[Extracted data entries]

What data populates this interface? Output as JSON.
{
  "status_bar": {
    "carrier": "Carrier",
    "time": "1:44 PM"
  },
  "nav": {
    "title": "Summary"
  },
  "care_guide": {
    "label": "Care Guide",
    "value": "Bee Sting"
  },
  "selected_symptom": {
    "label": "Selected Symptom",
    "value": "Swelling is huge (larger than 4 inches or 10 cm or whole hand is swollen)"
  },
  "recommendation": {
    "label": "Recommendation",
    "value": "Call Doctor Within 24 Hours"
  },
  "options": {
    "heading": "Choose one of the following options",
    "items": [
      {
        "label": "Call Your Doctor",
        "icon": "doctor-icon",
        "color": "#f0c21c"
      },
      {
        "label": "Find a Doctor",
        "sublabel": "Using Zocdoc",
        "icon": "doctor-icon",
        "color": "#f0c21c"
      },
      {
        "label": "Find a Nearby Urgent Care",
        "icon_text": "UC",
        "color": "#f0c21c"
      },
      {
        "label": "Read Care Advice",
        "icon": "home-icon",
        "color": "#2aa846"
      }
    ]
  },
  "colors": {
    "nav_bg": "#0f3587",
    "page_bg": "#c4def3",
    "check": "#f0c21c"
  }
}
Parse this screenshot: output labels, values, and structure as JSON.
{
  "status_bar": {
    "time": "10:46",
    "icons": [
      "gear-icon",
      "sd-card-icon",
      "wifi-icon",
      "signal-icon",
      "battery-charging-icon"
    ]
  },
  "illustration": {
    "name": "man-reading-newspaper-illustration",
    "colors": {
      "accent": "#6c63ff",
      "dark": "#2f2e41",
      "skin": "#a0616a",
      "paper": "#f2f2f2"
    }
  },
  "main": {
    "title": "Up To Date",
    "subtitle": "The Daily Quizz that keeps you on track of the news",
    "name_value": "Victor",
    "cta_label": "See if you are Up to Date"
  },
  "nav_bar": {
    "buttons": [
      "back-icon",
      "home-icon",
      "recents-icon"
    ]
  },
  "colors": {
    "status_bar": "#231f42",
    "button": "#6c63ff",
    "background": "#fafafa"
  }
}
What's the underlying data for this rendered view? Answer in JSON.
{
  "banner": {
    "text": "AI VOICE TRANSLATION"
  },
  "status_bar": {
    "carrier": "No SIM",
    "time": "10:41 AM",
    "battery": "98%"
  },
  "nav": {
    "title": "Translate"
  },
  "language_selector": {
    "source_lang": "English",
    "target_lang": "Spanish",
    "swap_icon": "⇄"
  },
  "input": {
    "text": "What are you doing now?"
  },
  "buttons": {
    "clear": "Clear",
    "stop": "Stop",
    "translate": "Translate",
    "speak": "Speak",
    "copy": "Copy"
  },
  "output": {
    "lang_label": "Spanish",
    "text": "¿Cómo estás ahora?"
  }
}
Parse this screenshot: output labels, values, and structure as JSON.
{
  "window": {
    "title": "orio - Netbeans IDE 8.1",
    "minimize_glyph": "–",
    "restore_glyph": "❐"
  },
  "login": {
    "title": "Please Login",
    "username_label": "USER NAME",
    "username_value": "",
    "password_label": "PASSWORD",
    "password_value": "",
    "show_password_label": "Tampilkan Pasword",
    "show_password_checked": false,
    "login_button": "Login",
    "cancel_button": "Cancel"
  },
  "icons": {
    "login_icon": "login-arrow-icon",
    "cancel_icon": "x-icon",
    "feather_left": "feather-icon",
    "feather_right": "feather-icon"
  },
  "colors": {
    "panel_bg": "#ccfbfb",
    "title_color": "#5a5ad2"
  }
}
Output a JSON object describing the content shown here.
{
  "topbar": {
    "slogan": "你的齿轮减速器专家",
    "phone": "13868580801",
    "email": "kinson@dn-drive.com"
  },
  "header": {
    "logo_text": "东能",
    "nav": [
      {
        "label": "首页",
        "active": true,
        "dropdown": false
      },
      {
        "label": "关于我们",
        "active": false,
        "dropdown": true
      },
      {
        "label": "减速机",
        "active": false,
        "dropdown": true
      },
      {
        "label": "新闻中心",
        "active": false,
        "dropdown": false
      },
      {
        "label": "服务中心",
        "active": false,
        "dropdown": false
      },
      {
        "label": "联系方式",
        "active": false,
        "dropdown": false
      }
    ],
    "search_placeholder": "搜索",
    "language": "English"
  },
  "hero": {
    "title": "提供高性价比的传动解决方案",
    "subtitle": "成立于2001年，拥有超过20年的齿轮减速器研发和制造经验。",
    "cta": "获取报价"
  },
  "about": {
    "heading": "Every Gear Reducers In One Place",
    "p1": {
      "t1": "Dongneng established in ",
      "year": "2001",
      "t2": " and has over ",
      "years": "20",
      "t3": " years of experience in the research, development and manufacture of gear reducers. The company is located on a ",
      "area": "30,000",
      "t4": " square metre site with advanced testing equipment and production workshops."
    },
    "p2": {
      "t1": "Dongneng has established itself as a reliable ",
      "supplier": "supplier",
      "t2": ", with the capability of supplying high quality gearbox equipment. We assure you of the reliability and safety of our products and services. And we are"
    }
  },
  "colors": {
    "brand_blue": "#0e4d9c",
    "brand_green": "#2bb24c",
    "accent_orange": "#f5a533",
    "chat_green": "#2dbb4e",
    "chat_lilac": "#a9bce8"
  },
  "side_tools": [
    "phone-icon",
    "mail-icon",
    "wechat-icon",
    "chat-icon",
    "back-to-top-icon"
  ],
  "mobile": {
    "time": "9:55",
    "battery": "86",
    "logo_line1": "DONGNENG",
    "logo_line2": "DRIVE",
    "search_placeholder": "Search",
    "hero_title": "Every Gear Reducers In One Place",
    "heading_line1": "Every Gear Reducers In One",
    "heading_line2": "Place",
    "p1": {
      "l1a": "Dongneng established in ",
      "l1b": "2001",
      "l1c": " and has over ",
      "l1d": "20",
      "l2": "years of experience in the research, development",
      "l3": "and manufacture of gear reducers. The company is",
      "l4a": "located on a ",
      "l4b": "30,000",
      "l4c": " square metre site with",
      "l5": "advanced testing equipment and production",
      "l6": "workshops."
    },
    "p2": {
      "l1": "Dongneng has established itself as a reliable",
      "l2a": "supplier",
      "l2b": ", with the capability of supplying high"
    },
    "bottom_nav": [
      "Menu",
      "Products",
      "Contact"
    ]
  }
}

### WHAT TO DO
Reproduce all data above, unchanged.

### RESULT
What data populates this interface? Output as JSON.
{
  "status_bar": {
    "carrier": "Carrier",
    "time": "1:44 PM"
  },
  "nav": {
    "title": "Summary"
  },
  "care_guide": {
    "label": "Care Guide",
    "value": "Bee Sting"
  },
  "selected_symptom": {
    "label": "Selected Symptom",
    "value": "Swelling is huge (larger than 4 inches or 10 cm or whole hand is swollen)"
  },
  "recommendation": {
    "label": "Recommendation",
    "value": "Call Doctor Within 24 Hours"
  },
  "options": {
    "heading": "Choose one of the following options",
    "items": [
      {
        "label": "Call Your Doctor",
        "icon": "doctor-icon",
        "color": "#f0c21c"
      },
      {
        "label": "Find a Doctor",
        "sublabel": "Using Zocdoc",
        "icon": "doctor-icon",
        "color": "#f0c21c"
      },
      {
        "label": "Find a Nearby Urgent Care",
        "icon_text": "UC",
        "color": "#f0c21c"
      },
      {
        "label": "Read Care Advice",
        "icon": "home-icon",
        "color": "#2aa846"
      }
    ]
  },
  "colors": {
    "nav_bg": "#0f3587",
    "page_bg": "#c4def3",
    "check": "#f0c21c"
  }
}
Parse this screenshot: output labels, values, and structure as JSON.
{
  "status_bar": {
    "time": "10:46",
    "icons": [
      "gear-icon",
      "sd-card-icon",
      "wifi-icon",
      "signal-icon",
      "battery-charging-icon"
    ]
  },
  "illustration": {
    "name": "man-reading-newspaper-illustration",
    "colors": {
      "accent": "#6c63ff",
      "dark": "#2f2e41",
      "skin": "#a0616a",
      "paper": "#f2f2f2"
    }
  },
  "main": {
    "title": "Up To Date",
    "subtitle": "The Daily Quizz that keeps you on track of the news",
    "name_value": "Victor",
    "cta_label": "See if you are Up to Date"
  },
  "nav_bar": {
    "buttons": [
      "back-icon",
      "home-icon",
      "recents-icon"
    ]
  },
  "colors": {
    "status_bar": "#231f42",
    "button": "#6c63ff",
    "background": "#fafafa"
  }
}
What's the underlying data for this rendered view? Answer in JSON.
{
  "banner": {
    "text": "AI VOICE TRANSLATION"
  },
  "status_bar": {
    "carrier": "No SIM",
    "time": "10:41 AM",
    "battery": "98%"
  },
  "nav": {
    "title": "Translate"
  },
  "language_selector": {
    "source_lang": "English",
    "target_lang": "Spanish",
    "swap_icon": "⇄"
  },
  "input": {
    "text": "What are you doing now?"
  },
  "buttons": {
    "clear": "Clear",
    "stop": "Stop",
    "translate": "Translate",
    "speak": "Speak",
    "copy": "Copy"
  },
  "output": {
    "lang_label": "Spanish",
    "text": "¿Cómo estás ahora?"
  }
}
Parse this screenshot: output labels, values, and structure as JSON.
{
  "window": {
    "title": "orio - Netbeans IDE 8.1",
    "minimize_glyph": "–",
    "restore_glyph": "❐"
  },
  "login": {
    "title": "Please Login",
    "username_label": "USER NAME",
    "username_value": "",
    "password_label": "PASSWORD",
    "password_value": "",
    "show_password_label": "Tampilkan Pasword",
    "show_password_checked": false,
    "login_button": "Login",
    "cancel_button": "Cancel"
  },
  "icons": {
    "login_icon": "login-arrow-icon",
    "cancel_icon": "x-icon",
    "feather_left": "feather-icon",
    "feather_right": "feather-icon"
  },
  "colors": {
    "panel_bg": "#ccfbfb",
    "title_color": "#5a5ad2"
  }
}
Output a JSON object describing the content shown here.
{
  "topbar": {
    "slogan": "你的齿轮减速器专家",
    "phone": "13868580801",
    "email": "kinson@dn-drive.com"
  },
  "header": {
    "logo_text": "东能",
    "nav": [
      {
        "label": "首页",
        "active": true,
        "dropdown": false
      },
      {
        "label": "关于我们",
        "active": false,
        "dropdown": true
      },
      {
        "label": "减速机",
        "active": false,
        "dropdown": true
      },
      {
        "label": "新闻中心",
        "active": false,
        "dropdown": false
      },
      {
        "label": "服务中心",
        "active": false,
        "dropdown": false
      },
      {
        "label": "联系方式",
        "active": false,
        "dropdown": false
      }
    ],
    "search_placeholder": "搜索",
    "language": "English"
  },
  "hero": {
    "title": "提供高性价比的传动解决方案",
    "subtitle": "成立于2001年，拥有超过20年的齿轮减速器研发和制造经验。",
    "cta": "获取报价"
  },
  "about": {
    "heading": "Every Gear Reducers In One Place",
    "p1": {
      "t1": "Dongneng established in ",
      "year": "2001",
      "t2": " and has over ",
      "years": "20",
      "t3": " years of experience in the research, development and manufacture of gear reducers. The company is located on a ",
      "area": "30,000",
      "t4": " square metre site with advanced testing equipment and production workshops."
    },
    "p2": {
      "t1": "Dongneng has established itself as a reliable ",
      "supplier": "supplier",
      "t2": ", with the capability of supplying high quality gearbox equipment. We assure you of the reliability and safety of our products and services. And we are"
    }
  },
  "colors": {
    "brand_blue": "#0e4d9c",
    "brand_green": "#2bb24c",
    "accent_orange": "#f5a533",
    "chat_green": "#2dbb4e",
    "chat_lilac": "#a9bce8"
  },
  "side_tools": [
    "phone-icon",
    "mail-icon",
    "wechat-icon",
    "chat-icon",
    "back-to-top-icon"
  ],
  "mobile": {
    "time": "9:55",
    "battery": "86",
    "logo_line1": "DONGNENG",
    "logo_line2": "DRIVE",
    "search_placeholder": "Search",
    "hero_title": "Every Gear Reducers In One Place",
    "heading_line1": "Every Gear Reducers In One",
    "heading_line2": "Place",
    "p1": {
      "l1a": "Dongneng established in ",
      "l1b": "2001",
      "l1c": " and has over ",
      "l1d": "20",
      "l2": "years of experience in the research, development",
      "l3": "and manufacture of gear reducers. The company is",
      "l4a": "located on a ",
      "l4b": "30,000",
      "l4c": " square metre site with",
      "l5": "advanced testing equipment and production",
      "l6": "workshops."
    },
    "p2": {
      "l1": "Dongneng has established itself as a reliable",
      "l2a": "supplier",
      "l2b": ", with the capability of supplying high"
    },
    "bottom_nav": [
      "Menu",
      "Products",
      "Contact"
    ]
  }
}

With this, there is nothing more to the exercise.